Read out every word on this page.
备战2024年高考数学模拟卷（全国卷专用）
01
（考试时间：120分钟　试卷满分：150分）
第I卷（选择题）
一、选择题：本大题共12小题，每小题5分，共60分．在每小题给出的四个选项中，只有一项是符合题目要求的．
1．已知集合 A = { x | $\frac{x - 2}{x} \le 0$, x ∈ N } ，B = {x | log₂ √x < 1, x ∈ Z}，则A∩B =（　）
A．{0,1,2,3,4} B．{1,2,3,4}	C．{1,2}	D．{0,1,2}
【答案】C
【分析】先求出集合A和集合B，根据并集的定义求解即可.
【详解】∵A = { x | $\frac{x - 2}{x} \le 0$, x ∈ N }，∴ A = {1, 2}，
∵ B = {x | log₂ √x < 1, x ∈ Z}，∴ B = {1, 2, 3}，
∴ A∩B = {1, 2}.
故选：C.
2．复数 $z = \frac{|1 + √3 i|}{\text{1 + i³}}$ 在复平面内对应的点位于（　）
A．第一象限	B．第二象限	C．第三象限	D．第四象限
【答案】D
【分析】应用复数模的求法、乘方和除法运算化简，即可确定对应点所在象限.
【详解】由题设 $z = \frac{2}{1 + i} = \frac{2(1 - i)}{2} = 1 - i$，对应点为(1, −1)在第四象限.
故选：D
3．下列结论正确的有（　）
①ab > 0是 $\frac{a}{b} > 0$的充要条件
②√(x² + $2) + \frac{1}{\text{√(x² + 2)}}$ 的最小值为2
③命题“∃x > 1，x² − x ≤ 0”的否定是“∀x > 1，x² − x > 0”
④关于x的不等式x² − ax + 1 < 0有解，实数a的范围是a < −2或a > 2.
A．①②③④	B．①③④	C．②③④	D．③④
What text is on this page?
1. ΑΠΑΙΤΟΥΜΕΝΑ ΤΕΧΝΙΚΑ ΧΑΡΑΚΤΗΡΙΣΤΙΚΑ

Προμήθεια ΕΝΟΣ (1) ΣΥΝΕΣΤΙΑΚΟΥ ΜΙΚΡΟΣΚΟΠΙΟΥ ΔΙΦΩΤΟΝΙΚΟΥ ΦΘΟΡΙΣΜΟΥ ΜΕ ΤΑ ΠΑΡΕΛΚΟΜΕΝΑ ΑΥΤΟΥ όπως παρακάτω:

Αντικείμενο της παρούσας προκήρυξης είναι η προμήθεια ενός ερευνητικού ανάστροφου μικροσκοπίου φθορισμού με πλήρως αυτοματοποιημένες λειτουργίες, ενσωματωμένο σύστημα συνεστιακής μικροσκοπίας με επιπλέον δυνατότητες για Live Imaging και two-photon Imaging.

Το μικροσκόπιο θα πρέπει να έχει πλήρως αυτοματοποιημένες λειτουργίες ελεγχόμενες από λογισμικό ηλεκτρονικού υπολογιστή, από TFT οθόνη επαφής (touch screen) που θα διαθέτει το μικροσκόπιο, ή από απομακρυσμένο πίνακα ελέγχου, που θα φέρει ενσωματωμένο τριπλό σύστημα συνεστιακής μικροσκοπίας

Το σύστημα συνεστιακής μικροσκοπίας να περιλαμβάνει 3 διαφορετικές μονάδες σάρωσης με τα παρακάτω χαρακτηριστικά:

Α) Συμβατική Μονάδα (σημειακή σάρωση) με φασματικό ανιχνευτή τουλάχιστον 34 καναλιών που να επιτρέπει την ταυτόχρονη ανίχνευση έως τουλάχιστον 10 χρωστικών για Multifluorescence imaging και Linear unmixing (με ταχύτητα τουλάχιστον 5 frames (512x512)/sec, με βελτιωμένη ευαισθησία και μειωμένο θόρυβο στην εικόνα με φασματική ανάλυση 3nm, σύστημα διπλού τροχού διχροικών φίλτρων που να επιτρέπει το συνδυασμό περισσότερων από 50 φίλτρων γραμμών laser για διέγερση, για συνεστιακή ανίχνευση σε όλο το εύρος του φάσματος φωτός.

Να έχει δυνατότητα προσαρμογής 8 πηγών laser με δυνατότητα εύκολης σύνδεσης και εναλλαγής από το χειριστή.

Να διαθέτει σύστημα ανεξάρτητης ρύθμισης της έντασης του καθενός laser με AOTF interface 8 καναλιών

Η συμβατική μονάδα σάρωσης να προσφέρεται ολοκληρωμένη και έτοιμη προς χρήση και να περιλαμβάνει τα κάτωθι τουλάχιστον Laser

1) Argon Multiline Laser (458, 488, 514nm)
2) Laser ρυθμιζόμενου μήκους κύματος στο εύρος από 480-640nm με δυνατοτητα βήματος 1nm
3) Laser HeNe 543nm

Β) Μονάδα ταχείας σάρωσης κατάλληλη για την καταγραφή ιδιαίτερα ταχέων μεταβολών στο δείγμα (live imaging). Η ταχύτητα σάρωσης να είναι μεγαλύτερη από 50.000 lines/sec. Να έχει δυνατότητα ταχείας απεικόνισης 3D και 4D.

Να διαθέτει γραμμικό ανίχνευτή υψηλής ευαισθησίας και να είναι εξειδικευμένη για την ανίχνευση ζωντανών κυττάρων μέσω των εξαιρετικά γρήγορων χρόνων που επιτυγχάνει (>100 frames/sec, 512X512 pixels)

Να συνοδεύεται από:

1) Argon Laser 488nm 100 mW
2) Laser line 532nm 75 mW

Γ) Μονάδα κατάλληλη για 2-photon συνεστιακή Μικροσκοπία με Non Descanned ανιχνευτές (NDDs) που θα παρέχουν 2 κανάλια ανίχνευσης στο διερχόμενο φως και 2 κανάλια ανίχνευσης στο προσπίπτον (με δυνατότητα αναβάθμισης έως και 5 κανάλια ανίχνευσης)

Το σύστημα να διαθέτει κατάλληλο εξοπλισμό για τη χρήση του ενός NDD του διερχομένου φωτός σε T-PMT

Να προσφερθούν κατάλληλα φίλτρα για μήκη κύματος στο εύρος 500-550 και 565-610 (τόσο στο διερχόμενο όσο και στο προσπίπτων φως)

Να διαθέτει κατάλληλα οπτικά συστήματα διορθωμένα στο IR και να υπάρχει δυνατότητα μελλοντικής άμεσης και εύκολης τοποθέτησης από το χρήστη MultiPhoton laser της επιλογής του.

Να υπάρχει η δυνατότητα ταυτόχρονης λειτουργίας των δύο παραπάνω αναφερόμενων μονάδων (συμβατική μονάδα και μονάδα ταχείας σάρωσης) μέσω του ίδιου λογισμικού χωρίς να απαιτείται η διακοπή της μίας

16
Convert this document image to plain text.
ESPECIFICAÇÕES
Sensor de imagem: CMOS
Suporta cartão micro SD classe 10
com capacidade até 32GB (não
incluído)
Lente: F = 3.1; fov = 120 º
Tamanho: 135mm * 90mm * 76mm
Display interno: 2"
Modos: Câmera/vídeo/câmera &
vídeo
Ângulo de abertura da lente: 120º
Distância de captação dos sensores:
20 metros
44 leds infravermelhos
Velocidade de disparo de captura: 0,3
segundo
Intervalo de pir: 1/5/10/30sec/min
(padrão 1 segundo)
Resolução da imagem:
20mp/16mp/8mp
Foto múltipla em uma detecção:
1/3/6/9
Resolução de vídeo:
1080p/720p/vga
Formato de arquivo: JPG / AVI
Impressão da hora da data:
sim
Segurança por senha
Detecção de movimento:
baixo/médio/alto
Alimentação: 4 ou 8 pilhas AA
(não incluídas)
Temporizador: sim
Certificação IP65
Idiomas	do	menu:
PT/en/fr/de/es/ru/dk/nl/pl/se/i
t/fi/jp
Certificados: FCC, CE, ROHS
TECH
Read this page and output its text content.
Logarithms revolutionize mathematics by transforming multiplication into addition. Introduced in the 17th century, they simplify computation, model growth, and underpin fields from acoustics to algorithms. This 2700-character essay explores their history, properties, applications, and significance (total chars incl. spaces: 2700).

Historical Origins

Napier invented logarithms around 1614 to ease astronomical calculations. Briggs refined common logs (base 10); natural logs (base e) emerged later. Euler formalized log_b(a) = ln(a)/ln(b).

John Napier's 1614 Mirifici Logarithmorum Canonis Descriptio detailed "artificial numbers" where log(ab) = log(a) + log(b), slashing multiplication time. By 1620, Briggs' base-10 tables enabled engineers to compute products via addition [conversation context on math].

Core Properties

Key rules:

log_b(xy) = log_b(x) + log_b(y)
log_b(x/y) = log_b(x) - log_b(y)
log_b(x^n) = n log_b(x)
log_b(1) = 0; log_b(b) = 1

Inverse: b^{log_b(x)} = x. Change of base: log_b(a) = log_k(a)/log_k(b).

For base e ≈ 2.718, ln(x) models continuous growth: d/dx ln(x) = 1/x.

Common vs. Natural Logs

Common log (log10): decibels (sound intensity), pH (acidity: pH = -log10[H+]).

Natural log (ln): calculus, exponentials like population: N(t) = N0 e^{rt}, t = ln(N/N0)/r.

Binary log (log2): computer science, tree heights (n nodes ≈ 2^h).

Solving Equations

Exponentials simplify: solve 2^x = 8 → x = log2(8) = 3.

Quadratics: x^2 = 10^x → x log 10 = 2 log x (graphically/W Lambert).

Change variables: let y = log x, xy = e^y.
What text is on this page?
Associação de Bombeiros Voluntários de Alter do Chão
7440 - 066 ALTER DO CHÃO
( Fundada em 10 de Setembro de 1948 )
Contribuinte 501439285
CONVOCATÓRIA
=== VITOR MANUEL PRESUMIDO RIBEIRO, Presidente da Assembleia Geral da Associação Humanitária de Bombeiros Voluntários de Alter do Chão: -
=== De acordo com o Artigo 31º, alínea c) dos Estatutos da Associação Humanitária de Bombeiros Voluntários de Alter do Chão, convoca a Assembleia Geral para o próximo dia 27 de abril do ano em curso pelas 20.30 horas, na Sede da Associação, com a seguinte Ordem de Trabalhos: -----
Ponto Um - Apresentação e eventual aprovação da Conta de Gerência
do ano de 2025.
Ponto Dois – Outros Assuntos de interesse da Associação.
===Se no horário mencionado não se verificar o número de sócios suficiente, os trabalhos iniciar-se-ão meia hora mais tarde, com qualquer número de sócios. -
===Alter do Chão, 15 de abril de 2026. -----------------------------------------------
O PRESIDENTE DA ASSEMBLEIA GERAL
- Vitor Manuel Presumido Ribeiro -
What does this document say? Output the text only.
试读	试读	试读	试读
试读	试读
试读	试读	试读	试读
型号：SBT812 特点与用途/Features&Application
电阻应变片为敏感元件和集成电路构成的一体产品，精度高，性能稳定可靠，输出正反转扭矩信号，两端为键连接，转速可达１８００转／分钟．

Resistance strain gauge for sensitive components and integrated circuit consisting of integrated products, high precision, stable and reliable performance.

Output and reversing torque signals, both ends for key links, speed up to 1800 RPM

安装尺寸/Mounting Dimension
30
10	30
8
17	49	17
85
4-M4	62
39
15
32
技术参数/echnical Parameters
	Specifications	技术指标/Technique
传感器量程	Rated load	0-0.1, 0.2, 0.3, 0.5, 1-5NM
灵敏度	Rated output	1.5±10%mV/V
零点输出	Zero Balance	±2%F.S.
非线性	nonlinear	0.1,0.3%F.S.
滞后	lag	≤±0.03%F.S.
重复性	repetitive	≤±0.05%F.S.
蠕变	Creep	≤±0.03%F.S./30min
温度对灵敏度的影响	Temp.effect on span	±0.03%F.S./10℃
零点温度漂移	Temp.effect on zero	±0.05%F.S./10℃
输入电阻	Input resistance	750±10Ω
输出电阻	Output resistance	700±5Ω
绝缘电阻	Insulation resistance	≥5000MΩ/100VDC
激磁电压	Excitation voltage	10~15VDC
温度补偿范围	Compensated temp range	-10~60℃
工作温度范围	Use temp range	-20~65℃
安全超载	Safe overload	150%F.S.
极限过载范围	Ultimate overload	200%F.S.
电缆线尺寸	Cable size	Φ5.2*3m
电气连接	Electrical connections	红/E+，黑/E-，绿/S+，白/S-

__Your instructions__
Track down every line with the word "effect" and copy it.

__Finished task__
温度对灵敏度的影响	Temp.effect on span	±0.03%F.S./10℃
零点温度漂移	Temp.effect on zero	±0.05%F.S./10℃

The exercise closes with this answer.